● TASK REQUIREMENTS
Spot each line in the records below where the word "structure" occurs, then copy it.

● PROVIDED RECORDS
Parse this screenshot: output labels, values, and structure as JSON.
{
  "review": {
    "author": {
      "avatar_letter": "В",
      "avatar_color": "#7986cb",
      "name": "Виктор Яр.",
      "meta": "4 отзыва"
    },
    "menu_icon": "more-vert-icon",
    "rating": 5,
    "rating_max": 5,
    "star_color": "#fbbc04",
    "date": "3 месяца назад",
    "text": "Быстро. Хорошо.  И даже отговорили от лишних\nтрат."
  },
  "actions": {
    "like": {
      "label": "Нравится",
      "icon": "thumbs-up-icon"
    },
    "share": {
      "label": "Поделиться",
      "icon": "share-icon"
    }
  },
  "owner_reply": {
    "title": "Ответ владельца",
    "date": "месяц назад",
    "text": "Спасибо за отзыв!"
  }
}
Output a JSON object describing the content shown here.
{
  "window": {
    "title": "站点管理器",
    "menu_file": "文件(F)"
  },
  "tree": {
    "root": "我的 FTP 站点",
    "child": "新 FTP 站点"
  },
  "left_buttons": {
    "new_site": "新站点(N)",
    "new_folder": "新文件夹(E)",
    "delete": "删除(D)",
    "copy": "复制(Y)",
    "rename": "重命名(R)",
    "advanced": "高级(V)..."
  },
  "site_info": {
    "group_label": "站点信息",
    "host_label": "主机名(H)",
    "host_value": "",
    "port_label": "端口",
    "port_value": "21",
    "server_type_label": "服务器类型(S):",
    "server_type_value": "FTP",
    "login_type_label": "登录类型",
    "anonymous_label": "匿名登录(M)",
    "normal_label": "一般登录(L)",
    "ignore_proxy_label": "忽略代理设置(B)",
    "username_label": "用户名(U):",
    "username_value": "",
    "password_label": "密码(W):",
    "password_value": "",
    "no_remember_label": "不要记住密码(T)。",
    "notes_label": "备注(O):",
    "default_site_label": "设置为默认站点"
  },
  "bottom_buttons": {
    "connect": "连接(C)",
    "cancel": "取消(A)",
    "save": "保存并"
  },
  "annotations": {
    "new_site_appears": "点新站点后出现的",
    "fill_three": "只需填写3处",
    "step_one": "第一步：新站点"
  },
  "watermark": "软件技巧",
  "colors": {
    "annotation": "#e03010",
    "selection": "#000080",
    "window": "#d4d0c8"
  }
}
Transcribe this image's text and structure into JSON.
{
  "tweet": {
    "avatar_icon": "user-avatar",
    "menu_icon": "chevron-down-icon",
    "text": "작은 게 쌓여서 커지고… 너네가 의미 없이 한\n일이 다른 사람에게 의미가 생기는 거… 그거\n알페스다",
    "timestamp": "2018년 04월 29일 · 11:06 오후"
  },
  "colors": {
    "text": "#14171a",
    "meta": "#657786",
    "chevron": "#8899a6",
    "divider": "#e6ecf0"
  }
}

● TASK RESPONSE
Parse this screenshot: output labels, values, and structure as JSON.
Transcribe this image's text and structure into JSON.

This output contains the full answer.